Instructions for the task: Below are the entries; state how many of their lines contain the string "imágók", and nothing more.

Rows:
______

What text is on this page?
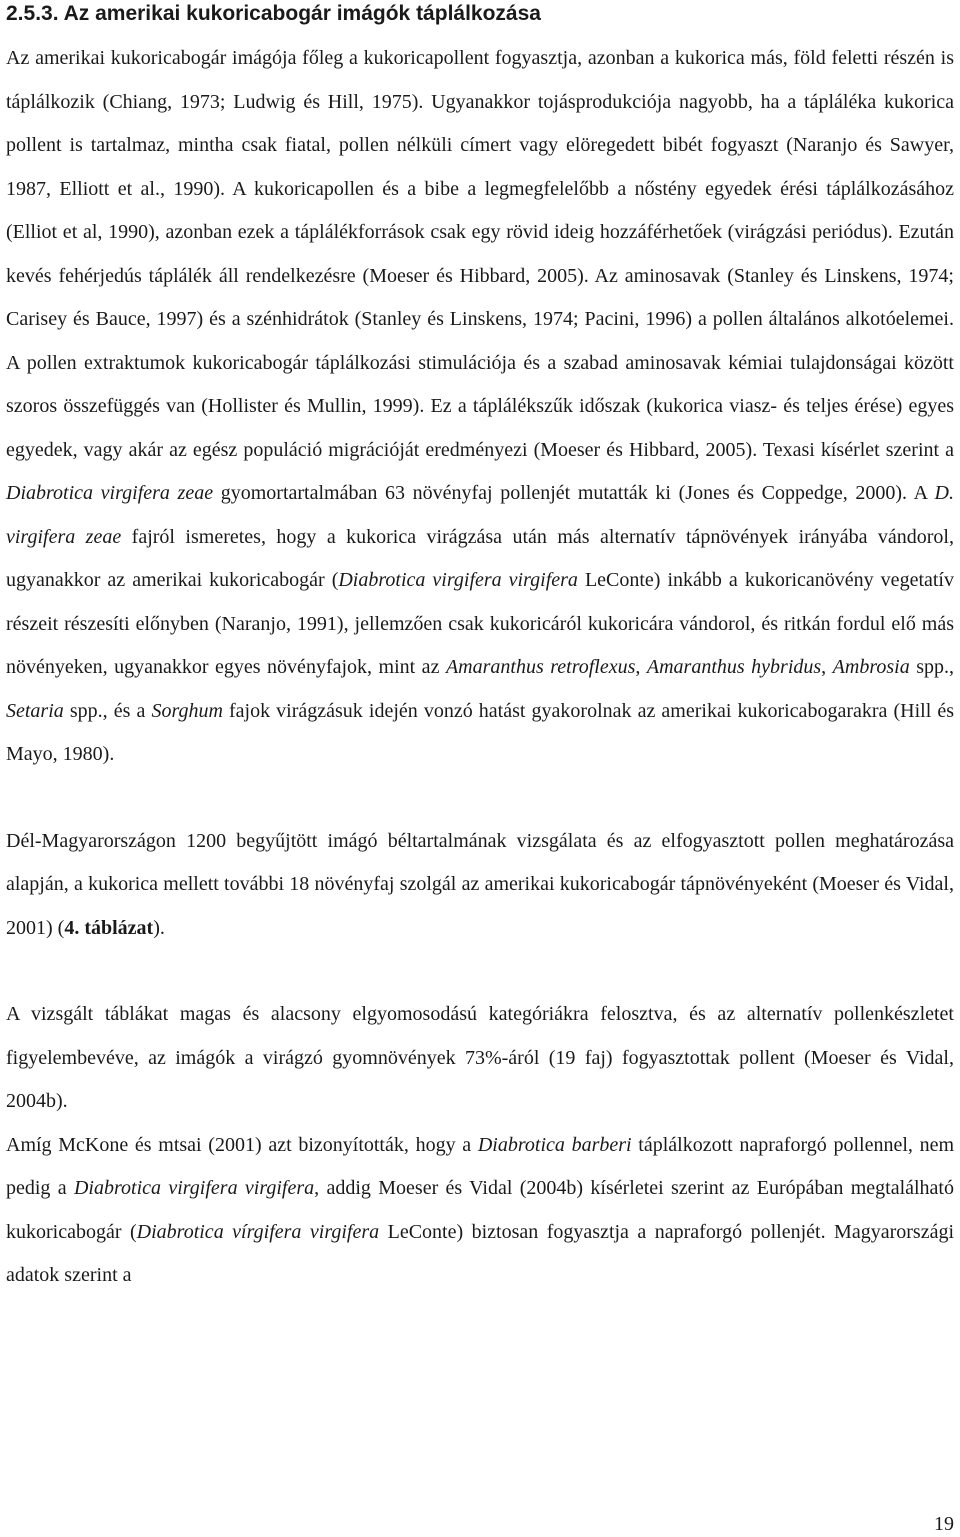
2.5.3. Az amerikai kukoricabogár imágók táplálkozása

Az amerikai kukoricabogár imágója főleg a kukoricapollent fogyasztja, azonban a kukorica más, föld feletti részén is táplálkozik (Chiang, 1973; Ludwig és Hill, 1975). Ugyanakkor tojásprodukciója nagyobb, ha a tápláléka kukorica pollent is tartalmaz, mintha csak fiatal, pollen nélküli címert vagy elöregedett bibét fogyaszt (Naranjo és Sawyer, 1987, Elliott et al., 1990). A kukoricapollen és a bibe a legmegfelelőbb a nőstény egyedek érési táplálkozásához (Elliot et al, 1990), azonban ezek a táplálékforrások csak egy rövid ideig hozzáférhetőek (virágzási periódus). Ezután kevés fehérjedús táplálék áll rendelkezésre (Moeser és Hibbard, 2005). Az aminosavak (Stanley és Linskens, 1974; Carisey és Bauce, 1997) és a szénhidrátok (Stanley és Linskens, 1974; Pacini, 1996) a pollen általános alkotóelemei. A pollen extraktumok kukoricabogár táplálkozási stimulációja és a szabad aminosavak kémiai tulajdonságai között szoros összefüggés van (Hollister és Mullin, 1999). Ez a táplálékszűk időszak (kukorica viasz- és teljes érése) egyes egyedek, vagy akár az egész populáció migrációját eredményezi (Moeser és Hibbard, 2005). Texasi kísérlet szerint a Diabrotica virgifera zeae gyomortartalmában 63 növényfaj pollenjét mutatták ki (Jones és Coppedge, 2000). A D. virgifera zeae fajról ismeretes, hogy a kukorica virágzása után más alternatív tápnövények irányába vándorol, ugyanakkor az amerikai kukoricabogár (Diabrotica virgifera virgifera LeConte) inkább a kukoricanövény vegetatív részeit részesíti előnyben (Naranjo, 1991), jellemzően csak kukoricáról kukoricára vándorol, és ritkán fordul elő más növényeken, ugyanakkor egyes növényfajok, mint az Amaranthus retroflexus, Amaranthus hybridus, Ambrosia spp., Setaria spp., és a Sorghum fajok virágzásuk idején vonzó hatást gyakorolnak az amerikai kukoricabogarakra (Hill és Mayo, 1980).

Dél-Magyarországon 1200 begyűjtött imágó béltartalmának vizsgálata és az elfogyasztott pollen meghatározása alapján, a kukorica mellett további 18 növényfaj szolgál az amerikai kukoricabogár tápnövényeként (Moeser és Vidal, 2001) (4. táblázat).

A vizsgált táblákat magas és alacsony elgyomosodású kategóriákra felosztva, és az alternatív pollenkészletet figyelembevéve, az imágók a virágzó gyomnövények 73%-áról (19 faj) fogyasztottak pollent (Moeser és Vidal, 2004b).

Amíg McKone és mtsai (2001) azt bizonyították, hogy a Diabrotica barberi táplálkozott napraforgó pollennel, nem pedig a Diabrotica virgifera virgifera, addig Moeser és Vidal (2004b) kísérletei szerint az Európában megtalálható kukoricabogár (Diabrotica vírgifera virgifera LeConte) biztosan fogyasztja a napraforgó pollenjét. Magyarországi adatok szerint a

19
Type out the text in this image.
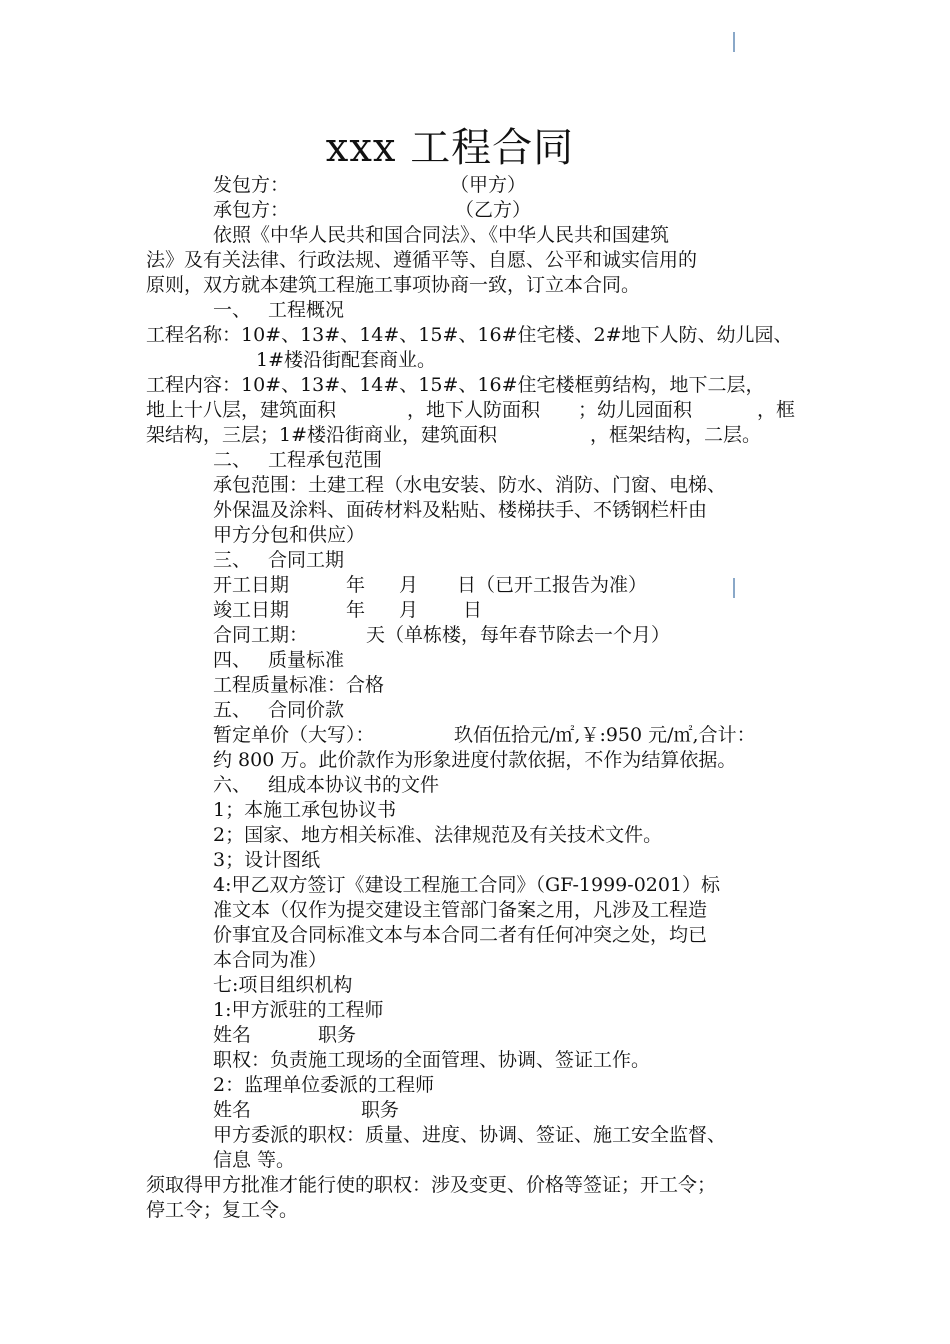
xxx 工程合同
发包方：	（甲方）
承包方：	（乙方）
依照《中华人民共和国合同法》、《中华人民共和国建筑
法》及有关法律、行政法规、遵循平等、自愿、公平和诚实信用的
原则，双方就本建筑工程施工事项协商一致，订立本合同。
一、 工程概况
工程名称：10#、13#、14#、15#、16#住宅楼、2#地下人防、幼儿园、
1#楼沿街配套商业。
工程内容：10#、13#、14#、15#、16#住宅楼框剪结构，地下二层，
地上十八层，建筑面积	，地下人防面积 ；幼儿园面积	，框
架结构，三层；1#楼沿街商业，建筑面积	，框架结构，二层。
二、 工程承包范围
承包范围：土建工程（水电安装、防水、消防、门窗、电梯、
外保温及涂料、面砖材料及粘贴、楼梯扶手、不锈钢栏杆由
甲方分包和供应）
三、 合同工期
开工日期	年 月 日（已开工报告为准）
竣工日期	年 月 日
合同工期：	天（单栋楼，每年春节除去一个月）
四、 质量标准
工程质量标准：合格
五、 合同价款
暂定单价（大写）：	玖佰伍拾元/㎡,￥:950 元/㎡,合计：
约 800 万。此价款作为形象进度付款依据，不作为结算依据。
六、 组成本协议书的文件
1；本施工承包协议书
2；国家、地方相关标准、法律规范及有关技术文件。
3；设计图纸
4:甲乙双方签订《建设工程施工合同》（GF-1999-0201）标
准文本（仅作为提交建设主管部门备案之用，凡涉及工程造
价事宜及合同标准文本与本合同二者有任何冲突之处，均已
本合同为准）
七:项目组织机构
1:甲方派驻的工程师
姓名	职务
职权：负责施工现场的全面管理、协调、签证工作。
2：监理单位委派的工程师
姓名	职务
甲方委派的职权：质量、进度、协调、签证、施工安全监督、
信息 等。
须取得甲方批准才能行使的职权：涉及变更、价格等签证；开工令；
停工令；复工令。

______

Output below: 2